[Stored dataset items]
-------

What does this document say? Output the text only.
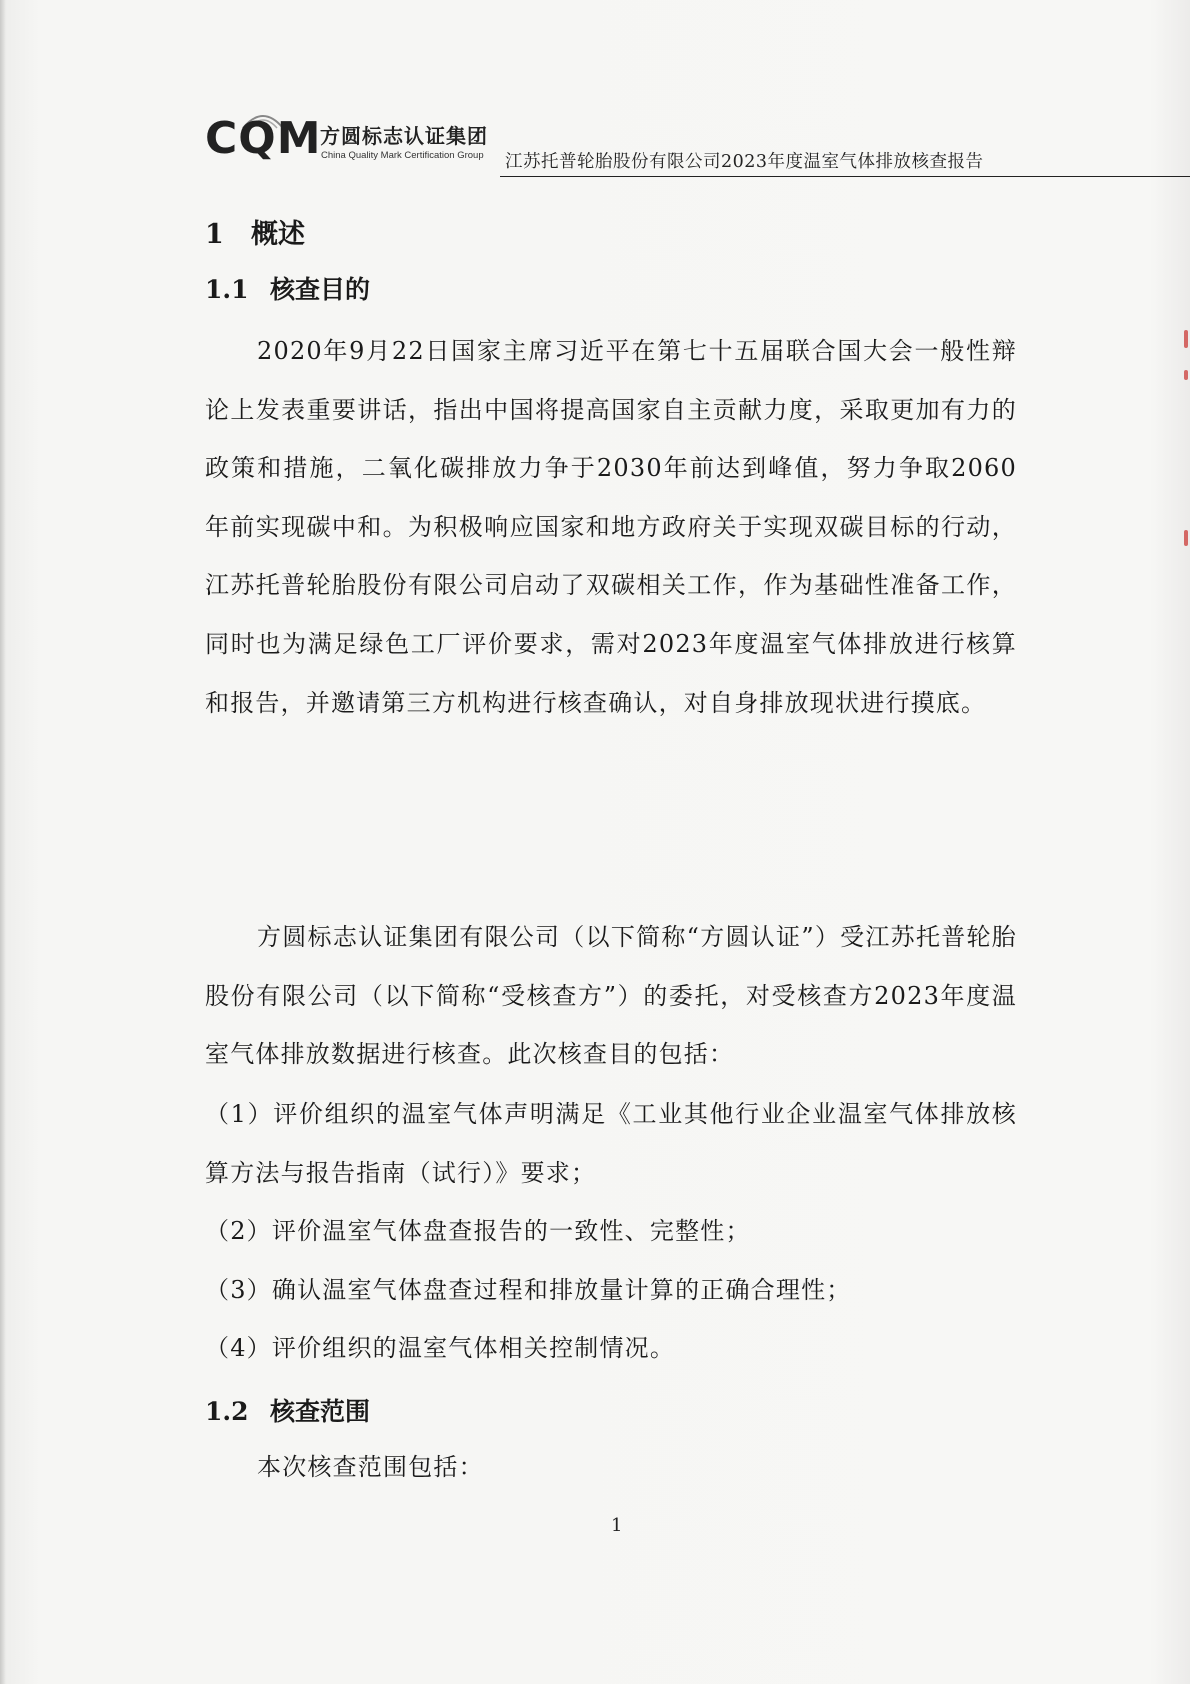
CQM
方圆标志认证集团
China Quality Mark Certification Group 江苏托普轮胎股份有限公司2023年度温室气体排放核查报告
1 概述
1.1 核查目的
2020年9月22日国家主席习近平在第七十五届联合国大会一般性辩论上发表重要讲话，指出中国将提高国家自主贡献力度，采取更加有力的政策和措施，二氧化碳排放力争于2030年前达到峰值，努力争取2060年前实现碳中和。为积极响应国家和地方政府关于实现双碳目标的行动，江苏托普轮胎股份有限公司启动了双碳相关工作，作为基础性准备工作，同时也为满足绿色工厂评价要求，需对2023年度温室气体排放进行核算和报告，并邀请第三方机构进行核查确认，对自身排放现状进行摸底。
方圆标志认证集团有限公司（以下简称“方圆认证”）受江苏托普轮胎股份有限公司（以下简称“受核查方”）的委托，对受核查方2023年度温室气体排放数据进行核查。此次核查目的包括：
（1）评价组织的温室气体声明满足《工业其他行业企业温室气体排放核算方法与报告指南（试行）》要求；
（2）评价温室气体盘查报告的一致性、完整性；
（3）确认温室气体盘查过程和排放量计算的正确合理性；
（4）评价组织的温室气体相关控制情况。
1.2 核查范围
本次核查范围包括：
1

-------

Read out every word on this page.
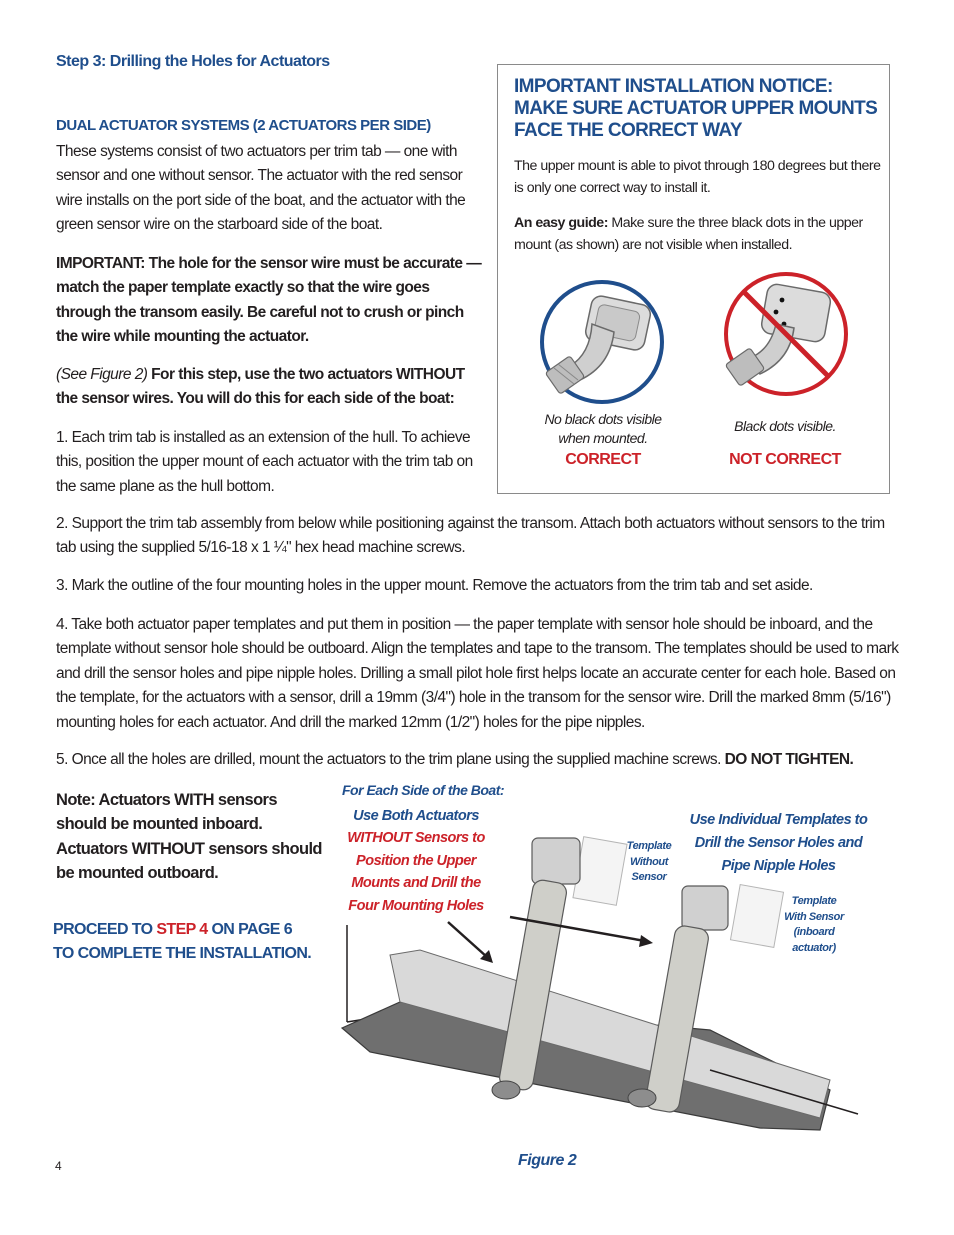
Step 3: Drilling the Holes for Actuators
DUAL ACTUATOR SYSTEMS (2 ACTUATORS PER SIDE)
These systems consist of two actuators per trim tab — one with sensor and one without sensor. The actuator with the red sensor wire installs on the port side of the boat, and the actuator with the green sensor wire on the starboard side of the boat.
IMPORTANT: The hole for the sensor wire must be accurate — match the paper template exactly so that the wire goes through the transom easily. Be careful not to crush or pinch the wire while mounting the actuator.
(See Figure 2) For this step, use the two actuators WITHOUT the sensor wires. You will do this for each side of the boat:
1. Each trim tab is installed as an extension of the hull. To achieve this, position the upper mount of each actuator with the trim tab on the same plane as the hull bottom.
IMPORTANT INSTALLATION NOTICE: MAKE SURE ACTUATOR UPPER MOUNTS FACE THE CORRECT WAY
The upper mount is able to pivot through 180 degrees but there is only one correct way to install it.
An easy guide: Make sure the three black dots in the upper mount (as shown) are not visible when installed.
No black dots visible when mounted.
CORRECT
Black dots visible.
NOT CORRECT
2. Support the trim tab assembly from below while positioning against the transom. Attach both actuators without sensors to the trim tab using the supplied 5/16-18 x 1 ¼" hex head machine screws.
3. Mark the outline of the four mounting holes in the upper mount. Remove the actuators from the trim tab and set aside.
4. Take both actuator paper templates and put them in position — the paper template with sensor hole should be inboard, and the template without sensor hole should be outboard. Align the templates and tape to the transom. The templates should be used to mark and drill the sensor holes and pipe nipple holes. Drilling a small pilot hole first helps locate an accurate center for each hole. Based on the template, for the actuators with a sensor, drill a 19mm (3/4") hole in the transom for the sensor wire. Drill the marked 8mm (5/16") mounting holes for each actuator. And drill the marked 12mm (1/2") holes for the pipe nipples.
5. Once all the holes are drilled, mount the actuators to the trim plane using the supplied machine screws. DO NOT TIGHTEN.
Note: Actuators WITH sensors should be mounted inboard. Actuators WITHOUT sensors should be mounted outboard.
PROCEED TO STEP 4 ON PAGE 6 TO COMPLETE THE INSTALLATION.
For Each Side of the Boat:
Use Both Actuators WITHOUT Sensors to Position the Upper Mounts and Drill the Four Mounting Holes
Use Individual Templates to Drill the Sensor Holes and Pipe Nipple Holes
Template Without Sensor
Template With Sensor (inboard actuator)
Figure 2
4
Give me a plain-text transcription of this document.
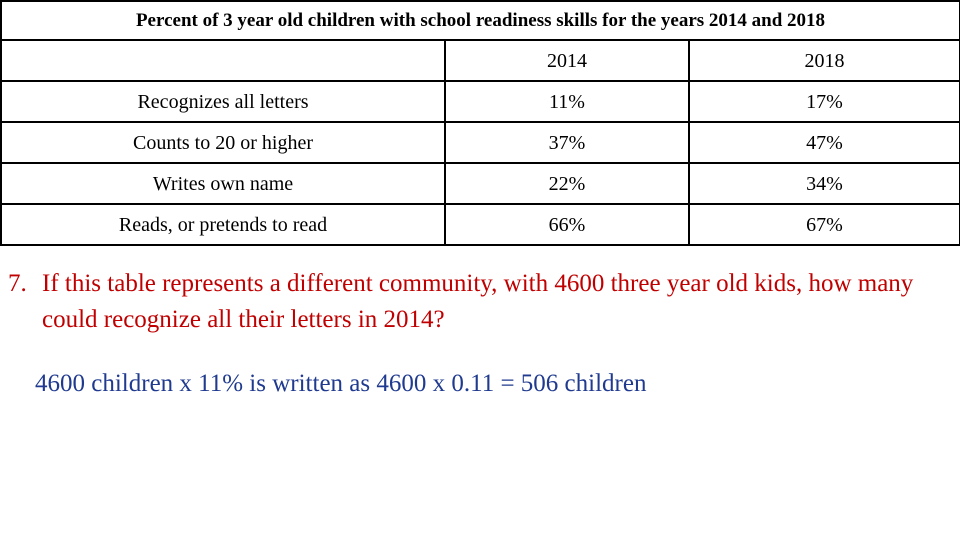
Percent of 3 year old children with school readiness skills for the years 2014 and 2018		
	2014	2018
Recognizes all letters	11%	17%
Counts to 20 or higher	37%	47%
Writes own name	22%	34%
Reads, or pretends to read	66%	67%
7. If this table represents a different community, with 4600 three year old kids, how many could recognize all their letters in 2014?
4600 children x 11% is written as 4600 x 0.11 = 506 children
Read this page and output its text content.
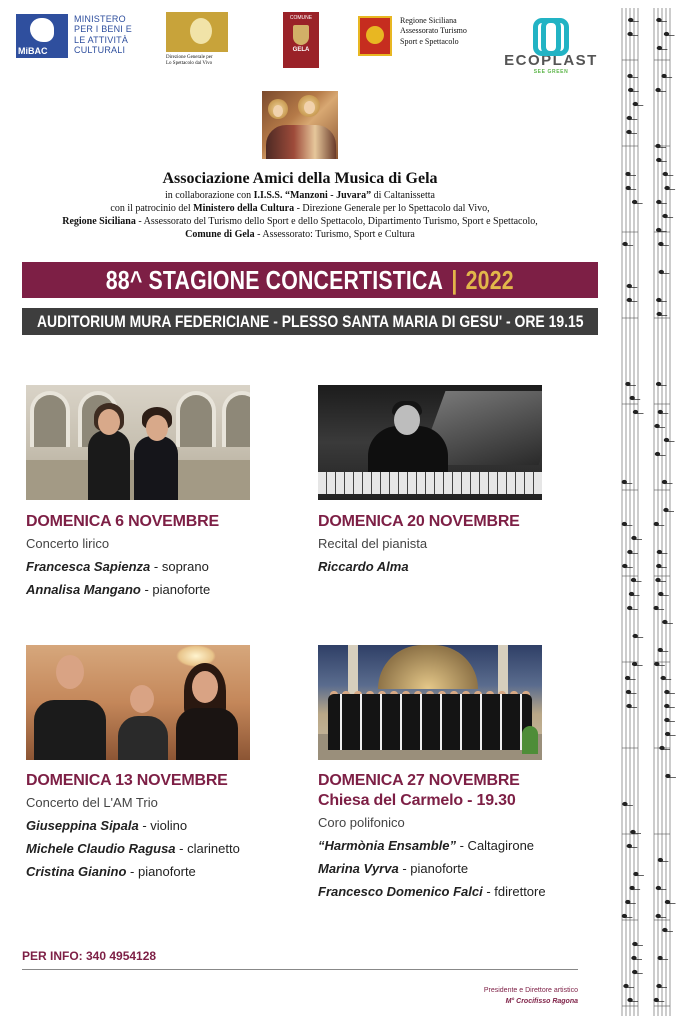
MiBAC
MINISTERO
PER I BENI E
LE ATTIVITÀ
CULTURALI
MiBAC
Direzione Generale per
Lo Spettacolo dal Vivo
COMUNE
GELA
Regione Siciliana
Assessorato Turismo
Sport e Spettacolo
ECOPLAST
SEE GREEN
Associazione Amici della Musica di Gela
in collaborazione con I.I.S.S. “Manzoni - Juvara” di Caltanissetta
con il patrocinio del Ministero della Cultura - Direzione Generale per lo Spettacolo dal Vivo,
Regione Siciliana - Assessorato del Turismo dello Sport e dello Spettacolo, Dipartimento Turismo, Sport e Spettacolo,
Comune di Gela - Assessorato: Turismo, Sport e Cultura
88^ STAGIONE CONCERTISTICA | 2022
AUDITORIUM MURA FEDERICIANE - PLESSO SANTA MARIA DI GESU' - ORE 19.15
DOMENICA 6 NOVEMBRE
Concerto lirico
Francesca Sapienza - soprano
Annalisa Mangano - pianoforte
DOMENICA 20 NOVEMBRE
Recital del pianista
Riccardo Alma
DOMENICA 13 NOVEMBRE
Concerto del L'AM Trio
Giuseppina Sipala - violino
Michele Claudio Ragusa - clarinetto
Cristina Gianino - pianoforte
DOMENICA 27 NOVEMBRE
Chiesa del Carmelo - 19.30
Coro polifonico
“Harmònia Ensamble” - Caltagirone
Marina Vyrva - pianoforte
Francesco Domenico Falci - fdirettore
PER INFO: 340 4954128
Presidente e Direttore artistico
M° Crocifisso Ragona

-------

Problem statement
Look through the records and gather every line containing "supplied".

The solution
2. Support the trim tab assembly from below while positioning against the transom. Attach both actuators without sensors to the trim tab using the supplied 5/16-18 x 1 ¼" hex head machine screws.
5. Once all the holes are drilled, mount the actuators to the trim plane using the supplied machine screws. DO NOT TIGHTEN.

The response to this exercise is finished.